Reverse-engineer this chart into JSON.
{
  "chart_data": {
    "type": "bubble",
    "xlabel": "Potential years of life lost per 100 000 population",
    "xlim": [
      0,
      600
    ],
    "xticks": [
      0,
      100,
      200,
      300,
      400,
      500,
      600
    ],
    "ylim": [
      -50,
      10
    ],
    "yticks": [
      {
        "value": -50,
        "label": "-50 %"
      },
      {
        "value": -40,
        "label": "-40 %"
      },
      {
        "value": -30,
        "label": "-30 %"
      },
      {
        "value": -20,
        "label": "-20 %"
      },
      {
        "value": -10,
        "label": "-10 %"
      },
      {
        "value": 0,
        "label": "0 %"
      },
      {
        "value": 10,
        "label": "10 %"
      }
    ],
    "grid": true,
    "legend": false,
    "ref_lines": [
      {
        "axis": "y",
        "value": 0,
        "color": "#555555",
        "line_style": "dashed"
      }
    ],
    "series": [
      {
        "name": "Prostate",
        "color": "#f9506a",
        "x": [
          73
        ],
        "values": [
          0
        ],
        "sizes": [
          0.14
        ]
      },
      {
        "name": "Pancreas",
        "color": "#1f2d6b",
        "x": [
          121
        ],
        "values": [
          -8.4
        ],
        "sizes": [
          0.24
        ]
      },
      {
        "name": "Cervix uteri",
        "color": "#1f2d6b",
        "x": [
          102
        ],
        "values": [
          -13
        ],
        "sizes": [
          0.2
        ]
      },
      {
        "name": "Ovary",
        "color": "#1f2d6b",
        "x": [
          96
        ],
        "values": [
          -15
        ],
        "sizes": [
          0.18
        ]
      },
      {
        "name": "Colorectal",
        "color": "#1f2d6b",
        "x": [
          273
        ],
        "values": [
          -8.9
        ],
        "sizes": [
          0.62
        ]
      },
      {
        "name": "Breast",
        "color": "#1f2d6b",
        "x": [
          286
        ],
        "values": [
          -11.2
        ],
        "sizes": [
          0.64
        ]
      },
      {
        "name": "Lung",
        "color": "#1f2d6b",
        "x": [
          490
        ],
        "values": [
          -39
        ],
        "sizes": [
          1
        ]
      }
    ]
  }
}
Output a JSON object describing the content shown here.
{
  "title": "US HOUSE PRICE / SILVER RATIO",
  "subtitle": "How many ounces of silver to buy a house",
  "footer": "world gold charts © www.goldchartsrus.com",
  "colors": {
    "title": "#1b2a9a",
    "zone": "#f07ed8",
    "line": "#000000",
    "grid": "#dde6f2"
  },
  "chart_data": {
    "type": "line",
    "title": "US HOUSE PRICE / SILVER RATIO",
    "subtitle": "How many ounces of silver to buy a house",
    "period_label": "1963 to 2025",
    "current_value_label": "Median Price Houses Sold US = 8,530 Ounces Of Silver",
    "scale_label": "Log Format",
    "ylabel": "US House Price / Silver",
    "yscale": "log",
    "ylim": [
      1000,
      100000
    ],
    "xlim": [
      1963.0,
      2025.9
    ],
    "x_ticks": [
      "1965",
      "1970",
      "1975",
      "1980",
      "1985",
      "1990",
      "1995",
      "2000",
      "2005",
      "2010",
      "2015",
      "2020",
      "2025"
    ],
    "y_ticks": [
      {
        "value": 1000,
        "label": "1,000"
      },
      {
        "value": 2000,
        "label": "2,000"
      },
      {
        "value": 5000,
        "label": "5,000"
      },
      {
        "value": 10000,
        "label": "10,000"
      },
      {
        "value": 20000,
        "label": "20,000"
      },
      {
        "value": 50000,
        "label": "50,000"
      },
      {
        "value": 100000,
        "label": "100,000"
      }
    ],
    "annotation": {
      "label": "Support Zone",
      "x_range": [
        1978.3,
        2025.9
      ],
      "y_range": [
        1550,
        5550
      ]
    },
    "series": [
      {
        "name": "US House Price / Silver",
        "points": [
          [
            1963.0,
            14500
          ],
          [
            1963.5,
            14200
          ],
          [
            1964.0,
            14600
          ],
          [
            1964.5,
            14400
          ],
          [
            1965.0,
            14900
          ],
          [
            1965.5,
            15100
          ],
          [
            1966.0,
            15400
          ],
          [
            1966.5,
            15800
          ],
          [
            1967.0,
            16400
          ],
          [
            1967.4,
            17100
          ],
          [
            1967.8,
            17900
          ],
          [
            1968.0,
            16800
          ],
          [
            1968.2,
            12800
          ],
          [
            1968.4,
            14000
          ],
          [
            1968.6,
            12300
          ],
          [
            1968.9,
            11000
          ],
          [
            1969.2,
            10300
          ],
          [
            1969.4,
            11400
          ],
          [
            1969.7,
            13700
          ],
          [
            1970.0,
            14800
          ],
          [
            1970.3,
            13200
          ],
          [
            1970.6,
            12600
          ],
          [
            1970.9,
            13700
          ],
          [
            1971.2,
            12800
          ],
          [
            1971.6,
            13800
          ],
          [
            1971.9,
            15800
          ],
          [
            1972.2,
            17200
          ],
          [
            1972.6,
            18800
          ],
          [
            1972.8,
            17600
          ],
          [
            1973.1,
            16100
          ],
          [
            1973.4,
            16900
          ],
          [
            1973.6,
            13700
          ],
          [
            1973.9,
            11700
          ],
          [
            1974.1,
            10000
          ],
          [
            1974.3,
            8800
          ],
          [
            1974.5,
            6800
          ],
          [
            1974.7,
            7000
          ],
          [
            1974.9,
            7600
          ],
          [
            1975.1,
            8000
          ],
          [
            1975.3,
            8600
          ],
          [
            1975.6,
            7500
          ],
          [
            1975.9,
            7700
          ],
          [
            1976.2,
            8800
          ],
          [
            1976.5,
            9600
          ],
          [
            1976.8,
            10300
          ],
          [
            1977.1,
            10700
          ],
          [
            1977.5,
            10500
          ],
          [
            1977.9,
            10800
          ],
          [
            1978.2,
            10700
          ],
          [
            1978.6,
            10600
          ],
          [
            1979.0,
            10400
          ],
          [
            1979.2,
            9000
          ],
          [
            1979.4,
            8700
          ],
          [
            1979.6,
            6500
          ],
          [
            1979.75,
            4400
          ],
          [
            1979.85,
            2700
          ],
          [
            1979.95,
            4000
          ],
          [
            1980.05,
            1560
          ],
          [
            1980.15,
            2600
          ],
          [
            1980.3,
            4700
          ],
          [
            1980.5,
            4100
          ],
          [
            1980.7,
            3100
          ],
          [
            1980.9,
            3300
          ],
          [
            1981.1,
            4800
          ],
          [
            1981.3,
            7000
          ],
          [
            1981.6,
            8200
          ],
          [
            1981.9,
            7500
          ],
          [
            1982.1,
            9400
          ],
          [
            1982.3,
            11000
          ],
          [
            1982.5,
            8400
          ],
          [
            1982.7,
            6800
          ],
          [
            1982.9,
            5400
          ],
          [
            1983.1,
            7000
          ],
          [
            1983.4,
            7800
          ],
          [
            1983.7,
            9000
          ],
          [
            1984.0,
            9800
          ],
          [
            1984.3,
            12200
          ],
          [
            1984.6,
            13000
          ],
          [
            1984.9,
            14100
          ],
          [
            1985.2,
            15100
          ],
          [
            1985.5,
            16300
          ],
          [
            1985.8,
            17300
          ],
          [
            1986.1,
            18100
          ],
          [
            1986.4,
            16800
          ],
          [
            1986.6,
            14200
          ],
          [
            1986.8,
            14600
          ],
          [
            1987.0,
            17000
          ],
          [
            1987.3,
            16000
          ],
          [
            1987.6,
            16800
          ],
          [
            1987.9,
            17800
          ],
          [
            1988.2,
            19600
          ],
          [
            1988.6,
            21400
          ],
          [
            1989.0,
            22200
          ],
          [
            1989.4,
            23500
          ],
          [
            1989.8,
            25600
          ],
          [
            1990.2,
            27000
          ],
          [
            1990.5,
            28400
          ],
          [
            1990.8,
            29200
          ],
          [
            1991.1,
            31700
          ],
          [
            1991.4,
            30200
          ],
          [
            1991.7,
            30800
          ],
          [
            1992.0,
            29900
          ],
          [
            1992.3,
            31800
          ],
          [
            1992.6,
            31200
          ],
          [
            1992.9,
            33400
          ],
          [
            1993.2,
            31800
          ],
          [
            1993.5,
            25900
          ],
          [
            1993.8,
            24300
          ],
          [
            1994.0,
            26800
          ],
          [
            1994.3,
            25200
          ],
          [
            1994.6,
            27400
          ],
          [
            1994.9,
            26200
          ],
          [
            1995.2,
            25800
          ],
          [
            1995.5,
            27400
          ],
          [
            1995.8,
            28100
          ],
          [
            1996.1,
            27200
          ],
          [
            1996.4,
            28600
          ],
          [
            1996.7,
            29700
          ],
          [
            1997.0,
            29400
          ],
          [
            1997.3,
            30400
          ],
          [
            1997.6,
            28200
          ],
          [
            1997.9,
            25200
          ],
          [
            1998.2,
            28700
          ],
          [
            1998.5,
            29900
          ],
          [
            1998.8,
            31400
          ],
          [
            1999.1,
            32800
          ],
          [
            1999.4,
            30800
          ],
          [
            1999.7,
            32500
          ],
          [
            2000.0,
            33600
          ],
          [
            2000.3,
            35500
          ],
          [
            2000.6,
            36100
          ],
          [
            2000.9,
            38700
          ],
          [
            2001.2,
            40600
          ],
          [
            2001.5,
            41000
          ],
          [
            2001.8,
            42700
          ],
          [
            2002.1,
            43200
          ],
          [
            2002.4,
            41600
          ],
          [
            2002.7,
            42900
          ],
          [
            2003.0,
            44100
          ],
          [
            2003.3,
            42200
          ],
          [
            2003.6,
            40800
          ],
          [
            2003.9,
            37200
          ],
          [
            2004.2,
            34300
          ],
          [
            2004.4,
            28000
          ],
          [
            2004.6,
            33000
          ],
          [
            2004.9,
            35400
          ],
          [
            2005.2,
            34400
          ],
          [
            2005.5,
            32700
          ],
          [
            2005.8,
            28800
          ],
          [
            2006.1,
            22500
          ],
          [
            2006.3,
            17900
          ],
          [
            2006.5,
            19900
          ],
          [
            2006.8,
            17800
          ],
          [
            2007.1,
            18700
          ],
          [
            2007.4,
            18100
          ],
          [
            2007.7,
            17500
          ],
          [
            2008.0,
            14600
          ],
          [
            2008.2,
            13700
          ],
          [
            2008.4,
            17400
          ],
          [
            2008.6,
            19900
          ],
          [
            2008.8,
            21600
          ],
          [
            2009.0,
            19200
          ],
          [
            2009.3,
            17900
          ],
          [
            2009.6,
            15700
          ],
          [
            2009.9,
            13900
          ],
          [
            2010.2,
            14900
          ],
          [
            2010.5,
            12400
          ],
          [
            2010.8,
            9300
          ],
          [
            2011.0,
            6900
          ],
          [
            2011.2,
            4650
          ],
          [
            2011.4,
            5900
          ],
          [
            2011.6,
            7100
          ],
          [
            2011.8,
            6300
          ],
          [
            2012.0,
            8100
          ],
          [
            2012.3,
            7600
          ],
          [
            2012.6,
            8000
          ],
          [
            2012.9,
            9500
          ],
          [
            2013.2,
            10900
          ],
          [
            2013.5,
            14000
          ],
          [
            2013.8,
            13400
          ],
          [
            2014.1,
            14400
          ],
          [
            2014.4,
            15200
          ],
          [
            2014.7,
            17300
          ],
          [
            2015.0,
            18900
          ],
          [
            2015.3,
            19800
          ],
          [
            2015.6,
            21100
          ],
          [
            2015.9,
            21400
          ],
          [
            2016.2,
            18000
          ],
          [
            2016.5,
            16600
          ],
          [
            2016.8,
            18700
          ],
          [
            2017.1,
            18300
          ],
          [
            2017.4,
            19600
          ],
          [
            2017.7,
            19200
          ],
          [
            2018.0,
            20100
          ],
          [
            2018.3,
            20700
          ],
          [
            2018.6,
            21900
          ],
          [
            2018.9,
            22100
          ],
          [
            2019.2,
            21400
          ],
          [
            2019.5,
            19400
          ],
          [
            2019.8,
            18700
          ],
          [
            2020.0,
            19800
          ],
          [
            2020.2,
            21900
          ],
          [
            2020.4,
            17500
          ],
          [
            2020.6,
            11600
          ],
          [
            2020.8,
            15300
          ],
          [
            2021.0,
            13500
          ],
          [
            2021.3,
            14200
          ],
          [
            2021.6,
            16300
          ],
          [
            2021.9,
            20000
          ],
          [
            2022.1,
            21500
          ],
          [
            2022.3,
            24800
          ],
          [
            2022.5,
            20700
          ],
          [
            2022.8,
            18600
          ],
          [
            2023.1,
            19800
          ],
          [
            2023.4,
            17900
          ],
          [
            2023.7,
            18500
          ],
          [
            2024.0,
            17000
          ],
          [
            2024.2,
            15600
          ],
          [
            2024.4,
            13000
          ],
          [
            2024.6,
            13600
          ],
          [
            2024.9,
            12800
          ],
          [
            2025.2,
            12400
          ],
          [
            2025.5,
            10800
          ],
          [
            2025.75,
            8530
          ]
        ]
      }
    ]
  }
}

################

Examine the records and pull out every line where the string "RATIO" occurs.

_Full solution_
  "title": "US HOUSE PRICE / SILVER RATIO",
    "title": "US HOUSE PRICE / SILVER RATIO",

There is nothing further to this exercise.